WHAT YOU HAVE TO DO
Reproduce each line that includes the word "name".

Stored dataset items
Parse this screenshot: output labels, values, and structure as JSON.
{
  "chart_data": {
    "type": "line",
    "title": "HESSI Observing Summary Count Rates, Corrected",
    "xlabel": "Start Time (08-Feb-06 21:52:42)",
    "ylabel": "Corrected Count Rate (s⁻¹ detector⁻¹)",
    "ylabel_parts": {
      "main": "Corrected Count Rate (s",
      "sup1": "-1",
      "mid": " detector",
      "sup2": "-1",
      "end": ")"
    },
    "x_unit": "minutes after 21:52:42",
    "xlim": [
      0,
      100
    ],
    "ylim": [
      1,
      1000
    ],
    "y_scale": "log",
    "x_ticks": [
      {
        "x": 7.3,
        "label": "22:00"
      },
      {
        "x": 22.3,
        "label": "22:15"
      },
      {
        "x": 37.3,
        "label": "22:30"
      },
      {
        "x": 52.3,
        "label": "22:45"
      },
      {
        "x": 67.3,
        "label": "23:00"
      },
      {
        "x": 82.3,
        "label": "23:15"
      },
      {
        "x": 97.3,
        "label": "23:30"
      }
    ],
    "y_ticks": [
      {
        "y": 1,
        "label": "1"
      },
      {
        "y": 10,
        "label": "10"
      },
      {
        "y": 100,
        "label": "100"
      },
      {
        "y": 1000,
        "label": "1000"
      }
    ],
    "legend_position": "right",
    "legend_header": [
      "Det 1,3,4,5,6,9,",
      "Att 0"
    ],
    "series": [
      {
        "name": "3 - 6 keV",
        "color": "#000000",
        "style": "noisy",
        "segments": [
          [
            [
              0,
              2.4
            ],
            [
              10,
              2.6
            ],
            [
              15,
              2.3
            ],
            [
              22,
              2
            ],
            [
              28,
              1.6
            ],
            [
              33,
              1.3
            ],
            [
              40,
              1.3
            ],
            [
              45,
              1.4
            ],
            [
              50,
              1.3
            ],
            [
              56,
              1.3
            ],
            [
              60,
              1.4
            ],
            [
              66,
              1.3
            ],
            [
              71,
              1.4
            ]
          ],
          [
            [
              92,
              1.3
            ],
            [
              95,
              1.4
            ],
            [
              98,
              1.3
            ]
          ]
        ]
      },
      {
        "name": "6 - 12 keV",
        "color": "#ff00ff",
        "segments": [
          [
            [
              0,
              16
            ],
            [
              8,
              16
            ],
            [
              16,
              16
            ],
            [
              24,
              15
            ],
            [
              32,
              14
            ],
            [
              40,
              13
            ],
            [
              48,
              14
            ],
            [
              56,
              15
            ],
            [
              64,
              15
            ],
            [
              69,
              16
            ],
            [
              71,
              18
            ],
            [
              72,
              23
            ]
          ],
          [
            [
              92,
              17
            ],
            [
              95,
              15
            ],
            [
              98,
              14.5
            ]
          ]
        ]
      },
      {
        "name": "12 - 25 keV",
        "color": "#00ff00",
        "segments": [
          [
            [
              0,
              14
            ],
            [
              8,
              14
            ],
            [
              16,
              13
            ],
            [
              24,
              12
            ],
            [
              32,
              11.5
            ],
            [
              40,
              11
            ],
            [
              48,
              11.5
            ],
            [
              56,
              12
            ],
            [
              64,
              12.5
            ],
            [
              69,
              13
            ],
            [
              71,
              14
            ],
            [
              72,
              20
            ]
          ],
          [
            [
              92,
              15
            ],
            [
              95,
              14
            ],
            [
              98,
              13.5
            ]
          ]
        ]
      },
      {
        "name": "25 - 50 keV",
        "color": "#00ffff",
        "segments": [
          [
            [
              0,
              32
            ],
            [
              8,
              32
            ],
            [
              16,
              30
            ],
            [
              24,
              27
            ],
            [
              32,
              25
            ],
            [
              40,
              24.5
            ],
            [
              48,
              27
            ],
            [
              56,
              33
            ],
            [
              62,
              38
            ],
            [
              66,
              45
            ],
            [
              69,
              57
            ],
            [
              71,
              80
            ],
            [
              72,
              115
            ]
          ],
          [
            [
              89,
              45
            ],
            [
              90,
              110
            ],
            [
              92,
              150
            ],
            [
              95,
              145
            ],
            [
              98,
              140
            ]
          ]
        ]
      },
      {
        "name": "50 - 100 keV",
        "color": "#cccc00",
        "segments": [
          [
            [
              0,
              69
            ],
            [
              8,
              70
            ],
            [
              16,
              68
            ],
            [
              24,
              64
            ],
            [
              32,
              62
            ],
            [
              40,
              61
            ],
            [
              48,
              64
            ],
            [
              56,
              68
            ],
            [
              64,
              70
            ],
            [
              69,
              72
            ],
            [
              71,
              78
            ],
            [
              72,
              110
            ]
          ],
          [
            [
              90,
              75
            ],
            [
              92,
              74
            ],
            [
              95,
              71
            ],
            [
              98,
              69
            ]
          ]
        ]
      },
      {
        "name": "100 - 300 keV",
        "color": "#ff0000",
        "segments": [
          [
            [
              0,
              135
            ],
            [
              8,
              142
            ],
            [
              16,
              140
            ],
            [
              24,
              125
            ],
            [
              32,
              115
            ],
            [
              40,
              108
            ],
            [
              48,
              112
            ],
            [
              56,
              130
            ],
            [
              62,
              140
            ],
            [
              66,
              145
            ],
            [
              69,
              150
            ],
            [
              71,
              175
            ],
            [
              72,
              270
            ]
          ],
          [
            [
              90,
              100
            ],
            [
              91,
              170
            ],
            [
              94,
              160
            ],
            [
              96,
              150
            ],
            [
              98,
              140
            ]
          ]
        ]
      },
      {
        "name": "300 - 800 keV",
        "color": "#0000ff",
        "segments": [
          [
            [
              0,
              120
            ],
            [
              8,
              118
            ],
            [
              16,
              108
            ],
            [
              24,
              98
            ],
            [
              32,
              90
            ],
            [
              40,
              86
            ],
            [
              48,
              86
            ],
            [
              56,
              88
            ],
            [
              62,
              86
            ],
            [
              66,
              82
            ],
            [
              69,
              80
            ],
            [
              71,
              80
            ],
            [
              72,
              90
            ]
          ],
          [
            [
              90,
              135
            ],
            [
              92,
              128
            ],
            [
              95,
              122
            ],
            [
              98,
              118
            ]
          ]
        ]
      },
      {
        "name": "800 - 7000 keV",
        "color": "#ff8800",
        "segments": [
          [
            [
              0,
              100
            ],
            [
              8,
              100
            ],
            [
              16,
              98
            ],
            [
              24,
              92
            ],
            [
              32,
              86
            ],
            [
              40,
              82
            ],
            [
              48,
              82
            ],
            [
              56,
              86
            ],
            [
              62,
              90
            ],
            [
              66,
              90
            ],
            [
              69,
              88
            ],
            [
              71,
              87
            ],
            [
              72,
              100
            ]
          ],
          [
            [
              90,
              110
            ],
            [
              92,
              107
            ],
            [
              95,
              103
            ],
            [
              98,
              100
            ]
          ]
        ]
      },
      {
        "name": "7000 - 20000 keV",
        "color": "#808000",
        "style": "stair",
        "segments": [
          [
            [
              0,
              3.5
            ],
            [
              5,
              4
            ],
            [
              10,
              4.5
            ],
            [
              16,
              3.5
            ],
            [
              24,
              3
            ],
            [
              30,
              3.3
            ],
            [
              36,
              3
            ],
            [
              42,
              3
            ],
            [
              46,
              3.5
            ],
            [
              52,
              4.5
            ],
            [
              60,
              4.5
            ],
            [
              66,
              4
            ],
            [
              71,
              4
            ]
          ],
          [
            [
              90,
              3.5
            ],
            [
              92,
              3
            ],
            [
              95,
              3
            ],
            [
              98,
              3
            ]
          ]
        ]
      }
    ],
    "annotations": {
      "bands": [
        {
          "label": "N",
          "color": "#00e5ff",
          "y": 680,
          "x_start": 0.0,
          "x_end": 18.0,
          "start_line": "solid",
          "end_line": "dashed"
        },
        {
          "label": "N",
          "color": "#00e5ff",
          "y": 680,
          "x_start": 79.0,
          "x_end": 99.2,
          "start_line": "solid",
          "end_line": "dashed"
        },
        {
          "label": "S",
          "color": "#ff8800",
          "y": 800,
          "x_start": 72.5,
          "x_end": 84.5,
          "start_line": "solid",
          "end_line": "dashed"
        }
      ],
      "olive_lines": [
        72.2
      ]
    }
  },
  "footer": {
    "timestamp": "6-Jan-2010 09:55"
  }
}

SOLVED EXERCISE
        "name": "3 - 6 keV",
        "name": "6 - 12 keV",
        "name": "12 - 25 keV",
        "name": "25 - 50 keV",
        "name": "50 - 100 keV",
        "name": "100 - 300 keV",
        "name": "300 - 800 keV",
        "name": "800 - 7000 keV",
        "name": "7000 - 20000 keV",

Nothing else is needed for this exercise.